- OBJECTIVE: Copy each line in which the string "color" occurs.

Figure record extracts
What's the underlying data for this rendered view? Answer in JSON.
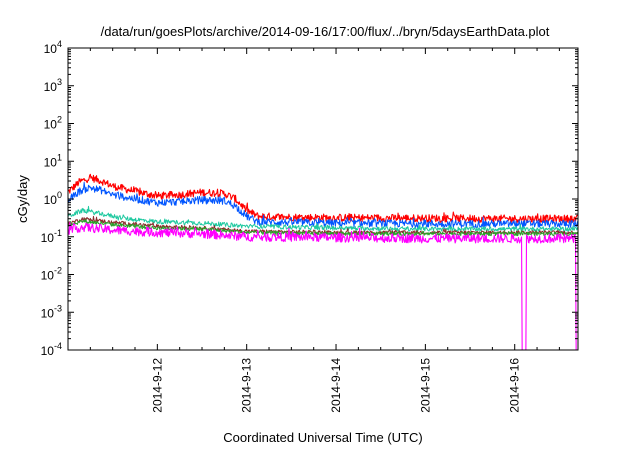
{
  "chart_data": {
    "type": "line",
    "title": "/data/run/goesPlots/archive/2014-09-16/17:00/flux/../bryn/5daysEarthData.plot",
    "xlabel": "Coordinated Universal Time (UTC)",
    "ylabel": "cGy/day",
    "yscale": "log",
    "xlim": [
      "2014-09-11T00:00",
      "2014-09-16T17:00"
    ],
    "ylim": [
      0.0001,
      10000
    ],
    "xticks": [
      {
        "value": "2014-09-12T00:00",
        "label": "2014-9-12"
      },
      {
        "value": "2014-09-13T00:00",
        "label": "2014-9-13"
      },
      {
        "value": "2014-09-14T00:00",
        "label": "2014-9-14"
      },
      {
        "value": "2014-09-15T00:00",
        "label": "2014-9-15"
      },
      {
        "value": "2014-09-16T00:00",
        "label": "2014-9-16"
      }
    ],
    "yticks": [
      {
        "value": 0.0001,
        "base": "10",
        "exp": "-4"
      },
      {
        "value": 0.001,
        "base": "10",
        "exp": "-3"
      },
      {
        "value": 0.01,
        "base": "10",
        "exp": "-2"
      },
      {
        "value": 0.1,
        "base": "10",
        "exp": "-1"
      },
      {
        "value": 1,
        "base": "10",
        "exp": "0"
      },
      {
        "value": 10,
        "base": "10",
        "exp": "1"
      },
      {
        "value": 100,
        "base": "10",
        "exp": "2"
      },
      {
        "value": 1000,
        "base": "10",
        "exp": "3"
      },
      {
        "value": 10000,
        "base": "10",
        "exp": "4"
      }
    ],
    "grid": false,
    "legend": "none",
    "series": [
      {
        "color": "#ff0000",
        "noise": 0.1,
        "points": [
          [
            "2014-09-11T00:00",
            1.5
          ],
          [
            "2014-09-11T03:00",
            2.8
          ],
          [
            "2014-09-11T06:00",
            3.7
          ],
          [
            "2014-09-11T09:00",
            3.0
          ],
          [
            "2014-09-11T12:00",
            2.2
          ],
          [
            "2014-09-11T18:00",
            1.6
          ],
          [
            "2014-09-12T00:00",
            1.2
          ],
          [
            "2014-09-12T06:00",
            1.3
          ],
          [
            "2014-09-12T12:00",
            1.5
          ],
          [
            "2014-09-12T18:00",
            1.4
          ],
          [
            "2014-09-12T21:00",
            1.0
          ],
          [
            "2014-09-13T00:00",
            0.5
          ],
          [
            "2014-09-13T03:00",
            0.35
          ],
          [
            "2014-09-13T12:00",
            0.33
          ],
          [
            "2014-09-14T00:00",
            0.32
          ],
          [
            "2014-09-15T00:00",
            0.31
          ],
          [
            "2014-09-16T00:00",
            0.3
          ],
          [
            "2014-09-16T17:00",
            0.3
          ]
        ]
      },
      {
        "color": "#0055ff",
        "noise": 0.1,
        "points": [
          [
            "2014-09-11T00:00",
            0.9
          ],
          [
            "2014-09-11T03:00",
            1.6
          ],
          [
            "2014-09-11T06:00",
            2.0
          ],
          [
            "2014-09-11T09:00",
            1.7
          ],
          [
            "2014-09-11T12:00",
            1.3
          ],
          [
            "2014-09-11T18:00",
            1.0
          ],
          [
            "2014-09-12T00:00",
            0.8
          ],
          [
            "2014-09-12T06:00",
            0.85
          ],
          [
            "2014-09-12T12:00",
            0.95
          ],
          [
            "2014-09-12T18:00",
            0.9
          ],
          [
            "2014-09-12T21:00",
            0.65
          ],
          [
            "2014-09-13T00:00",
            0.35
          ],
          [
            "2014-09-13T03:00",
            0.25
          ],
          [
            "2014-09-14T00:00",
            0.23
          ],
          [
            "2014-09-15T00:00",
            0.22
          ],
          [
            "2014-09-16T00:00",
            0.22
          ],
          [
            "2014-09-16T17:00",
            0.22
          ]
        ]
      },
      {
        "color": "#1fc9a0",
        "noise": 0.06,
        "points": [
          [
            "2014-09-11T00:00",
            0.35
          ],
          [
            "2014-09-11T04:00",
            0.5
          ],
          [
            "2014-09-11T08:00",
            0.42
          ],
          [
            "2014-09-11T16:00",
            0.3
          ],
          [
            "2014-09-12T00:00",
            0.25
          ],
          [
            "2014-09-12T12:00",
            0.23
          ],
          [
            "2014-09-13T00:00",
            0.19
          ],
          [
            "2014-09-14T00:00",
            0.17
          ],
          [
            "2014-09-15T00:00",
            0.16
          ],
          [
            "2014-09-16T00:00",
            0.16
          ],
          [
            "2014-09-16T17:00",
            0.16
          ]
        ]
      },
      {
        "color": "#8a2b2b",
        "noise": 0.05,
        "points": [
          [
            "2014-09-11T00:00",
            0.22
          ],
          [
            "2014-09-11T04:00",
            0.3
          ],
          [
            "2014-09-11T12:00",
            0.24
          ],
          [
            "2014-09-12T00:00",
            0.19
          ],
          [
            "2014-09-12T12:00",
            0.17
          ],
          [
            "2014-09-13T00:00",
            0.14
          ],
          [
            "2014-09-14T00:00",
            0.13
          ],
          [
            "2014-09-15T00:00",
            0.13
          ],
          [
            "2014-09-16T00:00",
            0.13
          ],
          [
            "2014-09-16T17:00",
            0.13
          ]
        ]
      },
      {
        "color": "#2aa02a",
        "noise": 0.05,
        "points": [
          [
            "2014-09-11T00:00",
            0.2
          ],
          [
            "2014-09-11T04:00",
            0.26
          ],
          [
            "2014-09-11T12:00",
            0.21
          ],
          [
            "2014-09-12T00:00",
            0.17
          ],
          [
            "2014-09-12T12:00",
            0.16
          ],
          [
            "2014-09-13T00:00",
            0.13
          ],
          [
            "2014-09-14T00:00",
            0.12
          ],
          [
            "2014-09-15T00:00",
            0.12
          ],
          [
            "2014-09-16T00:00",
            0.12
          ],
          [
            "2014-09-16T17:00",
            0.12
          ]
        ]
      },
      {
        "color": "#ff00ff",
        "noise": 0.12,
        "points": [
          [
            "2014-09-11T00:00",
            0.15
          ],
          [
            "2014-09-11T04:00",
            0.18
          ],
          [
            "2014-09-11T12:00",
            0.15
          ],
          [
            "2014-09-12T00:00",
            0.13
          ],
          [
            "2014-09-12T12:00",
            0.12
          ],
          [
            "2014-09-13T00:00",
            0.1
          ],
          [
            "2014-09-14T00:00",
            0.095
          ],
          [
            "2014-09-15T00:00",
            0.09
          ],
          [
            "2014-09-16T00:00",
            0.09
          ],
          [
            "2014-09-16T17:00",
            0.09
          ]
        ],
        "dropouts": [
          {
            "from": "2014-09-16T02:00",
            "to": "2014-09-16T03:00",
            "value": 0.0001
          },
          {
            "from": "2014-09-16T16:30",
            "to": "2014-09-16T17:00",
            "value": 0.0001
          }
        ]
      }
    ]
  }
}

- SOLUTION TO THIS PROBLEM:
        "color": "#ff0000",
        "color": "#0055ff",
        "color": "#1fc9a0",
        "color": "#8a2b2b",
        "color": "#2aa02a",
        "color": "#ff00ff",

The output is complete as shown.